**Data section**.
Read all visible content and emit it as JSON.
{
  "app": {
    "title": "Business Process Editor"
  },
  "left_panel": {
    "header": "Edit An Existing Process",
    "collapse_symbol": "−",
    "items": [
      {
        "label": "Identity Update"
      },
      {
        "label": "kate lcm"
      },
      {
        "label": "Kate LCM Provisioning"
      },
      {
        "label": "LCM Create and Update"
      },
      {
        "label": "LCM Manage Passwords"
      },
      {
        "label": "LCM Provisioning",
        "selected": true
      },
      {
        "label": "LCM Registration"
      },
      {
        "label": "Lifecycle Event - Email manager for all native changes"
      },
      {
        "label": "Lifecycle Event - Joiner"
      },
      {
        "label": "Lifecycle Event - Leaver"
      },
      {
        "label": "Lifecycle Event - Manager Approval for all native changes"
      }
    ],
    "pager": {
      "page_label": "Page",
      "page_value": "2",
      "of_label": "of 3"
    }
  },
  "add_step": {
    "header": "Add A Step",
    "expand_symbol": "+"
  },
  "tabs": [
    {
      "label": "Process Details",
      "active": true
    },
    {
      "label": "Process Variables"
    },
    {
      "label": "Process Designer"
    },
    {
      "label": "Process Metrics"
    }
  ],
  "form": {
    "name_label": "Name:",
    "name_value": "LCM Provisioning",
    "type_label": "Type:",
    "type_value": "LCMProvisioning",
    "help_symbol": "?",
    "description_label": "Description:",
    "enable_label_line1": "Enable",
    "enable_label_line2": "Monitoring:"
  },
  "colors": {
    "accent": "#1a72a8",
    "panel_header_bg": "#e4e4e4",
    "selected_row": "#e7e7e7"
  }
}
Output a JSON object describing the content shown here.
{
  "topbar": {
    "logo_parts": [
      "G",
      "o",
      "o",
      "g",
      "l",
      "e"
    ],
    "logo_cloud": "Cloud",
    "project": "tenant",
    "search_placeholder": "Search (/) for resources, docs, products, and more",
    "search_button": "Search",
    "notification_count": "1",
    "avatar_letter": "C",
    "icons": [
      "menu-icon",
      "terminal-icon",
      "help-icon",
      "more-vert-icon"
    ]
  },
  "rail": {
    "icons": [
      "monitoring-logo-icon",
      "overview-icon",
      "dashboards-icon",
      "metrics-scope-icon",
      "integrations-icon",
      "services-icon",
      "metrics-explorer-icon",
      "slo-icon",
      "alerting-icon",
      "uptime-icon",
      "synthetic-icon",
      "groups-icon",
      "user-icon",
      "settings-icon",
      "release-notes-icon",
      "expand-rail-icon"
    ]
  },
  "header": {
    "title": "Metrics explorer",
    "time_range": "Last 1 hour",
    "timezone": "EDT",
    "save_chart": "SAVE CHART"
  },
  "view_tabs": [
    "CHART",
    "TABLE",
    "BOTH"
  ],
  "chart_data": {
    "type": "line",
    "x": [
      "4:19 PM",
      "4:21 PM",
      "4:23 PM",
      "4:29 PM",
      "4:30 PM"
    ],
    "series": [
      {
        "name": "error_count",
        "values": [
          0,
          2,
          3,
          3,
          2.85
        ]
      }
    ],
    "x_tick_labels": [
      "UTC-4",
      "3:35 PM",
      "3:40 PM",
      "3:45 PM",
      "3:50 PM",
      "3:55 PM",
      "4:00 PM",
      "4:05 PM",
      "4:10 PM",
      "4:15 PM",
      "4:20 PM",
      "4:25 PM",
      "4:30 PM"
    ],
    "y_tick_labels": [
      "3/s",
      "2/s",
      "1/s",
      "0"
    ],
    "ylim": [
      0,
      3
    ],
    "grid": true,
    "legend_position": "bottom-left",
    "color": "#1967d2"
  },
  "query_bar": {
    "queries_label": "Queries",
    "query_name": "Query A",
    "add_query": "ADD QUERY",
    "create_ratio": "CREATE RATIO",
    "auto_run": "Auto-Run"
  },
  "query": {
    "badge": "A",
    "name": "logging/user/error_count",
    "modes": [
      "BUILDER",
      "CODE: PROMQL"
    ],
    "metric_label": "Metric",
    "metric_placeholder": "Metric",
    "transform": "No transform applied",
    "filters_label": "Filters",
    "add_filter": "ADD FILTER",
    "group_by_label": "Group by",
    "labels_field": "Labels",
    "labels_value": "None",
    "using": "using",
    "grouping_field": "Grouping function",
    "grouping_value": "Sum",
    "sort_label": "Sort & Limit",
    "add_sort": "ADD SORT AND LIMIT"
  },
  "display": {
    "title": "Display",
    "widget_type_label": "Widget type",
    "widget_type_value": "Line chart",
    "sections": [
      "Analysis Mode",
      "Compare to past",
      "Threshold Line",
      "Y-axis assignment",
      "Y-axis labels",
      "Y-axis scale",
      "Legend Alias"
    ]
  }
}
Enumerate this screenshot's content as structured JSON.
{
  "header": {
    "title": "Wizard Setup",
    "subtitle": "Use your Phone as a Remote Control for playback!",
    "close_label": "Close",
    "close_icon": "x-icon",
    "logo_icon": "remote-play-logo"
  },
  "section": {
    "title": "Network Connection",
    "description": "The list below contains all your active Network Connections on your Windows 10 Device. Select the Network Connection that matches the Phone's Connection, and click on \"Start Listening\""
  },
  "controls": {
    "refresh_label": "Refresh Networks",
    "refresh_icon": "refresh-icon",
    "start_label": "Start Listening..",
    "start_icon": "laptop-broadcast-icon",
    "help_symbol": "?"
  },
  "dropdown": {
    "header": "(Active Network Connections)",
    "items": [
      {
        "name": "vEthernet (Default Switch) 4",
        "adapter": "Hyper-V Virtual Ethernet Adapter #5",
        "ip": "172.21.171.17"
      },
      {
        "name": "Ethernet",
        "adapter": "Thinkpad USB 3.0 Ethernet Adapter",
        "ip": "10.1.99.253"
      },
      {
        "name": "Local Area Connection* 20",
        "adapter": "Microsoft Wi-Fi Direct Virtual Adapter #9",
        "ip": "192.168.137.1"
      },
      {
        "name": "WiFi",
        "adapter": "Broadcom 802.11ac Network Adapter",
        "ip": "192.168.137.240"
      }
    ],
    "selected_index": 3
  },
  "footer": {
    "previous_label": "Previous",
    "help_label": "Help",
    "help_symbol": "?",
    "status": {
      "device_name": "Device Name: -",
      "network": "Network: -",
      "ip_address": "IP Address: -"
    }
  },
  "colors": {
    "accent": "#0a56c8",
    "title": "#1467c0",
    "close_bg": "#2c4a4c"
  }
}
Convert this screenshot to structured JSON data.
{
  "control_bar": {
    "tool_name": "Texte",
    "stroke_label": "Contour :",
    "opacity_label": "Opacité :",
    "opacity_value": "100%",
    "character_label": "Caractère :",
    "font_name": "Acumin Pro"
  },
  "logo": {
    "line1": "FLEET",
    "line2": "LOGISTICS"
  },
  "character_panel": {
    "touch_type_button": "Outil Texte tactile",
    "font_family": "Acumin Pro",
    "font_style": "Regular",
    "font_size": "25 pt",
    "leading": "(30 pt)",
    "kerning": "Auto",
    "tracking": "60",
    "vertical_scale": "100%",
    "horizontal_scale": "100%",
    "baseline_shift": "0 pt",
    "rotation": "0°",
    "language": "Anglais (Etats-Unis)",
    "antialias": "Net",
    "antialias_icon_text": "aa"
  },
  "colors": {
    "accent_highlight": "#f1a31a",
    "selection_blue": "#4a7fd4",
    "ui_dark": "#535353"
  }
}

**Short problem**.
Give the lines from the one containing "Convert this screenshot" through the end of the entries again, exactly as written and with no other lines.

**Response to the exercise**.
Convert this screenshot to structured JSON data.
{
  "control_bar": {
    "tool_name": "Texte",
    "stroke_label": "Contour :",
    "opacity_label": "Opacité :",
    "opacity_value": "100%",
    "character_label": "Caractère :",
    "font_name": "Acumin Pro"
  },
  "logo": {
    "line1": "FLEET",
    "line2": "LOGISTICS"
  },
  "character_panel": {
    "touch_type_button": "Outil Texte tactile",
    "font_family": "Acumin Pro",
    "font_style": "Regular",
    "font_size": "25 pt",
    "leading": "(30 pt)",
    "kerning": "Auto",
    "tracking": "60",
    "vertical_scale": "100%",
    "horizontal_scale": "100%",
    "baseline_shift": "0 pt",
    "rotation": "0°",
    "language": "Anglais (Etats-Unis)",
    "antialias": "Net",
    "antialias_icon_text": "aa"
  },
  "colors": {
    "accent_highlight": "#f1a31a",
    "selection_blue": "#4a7fd4",
    "ui_dark": "#535353"
  }
}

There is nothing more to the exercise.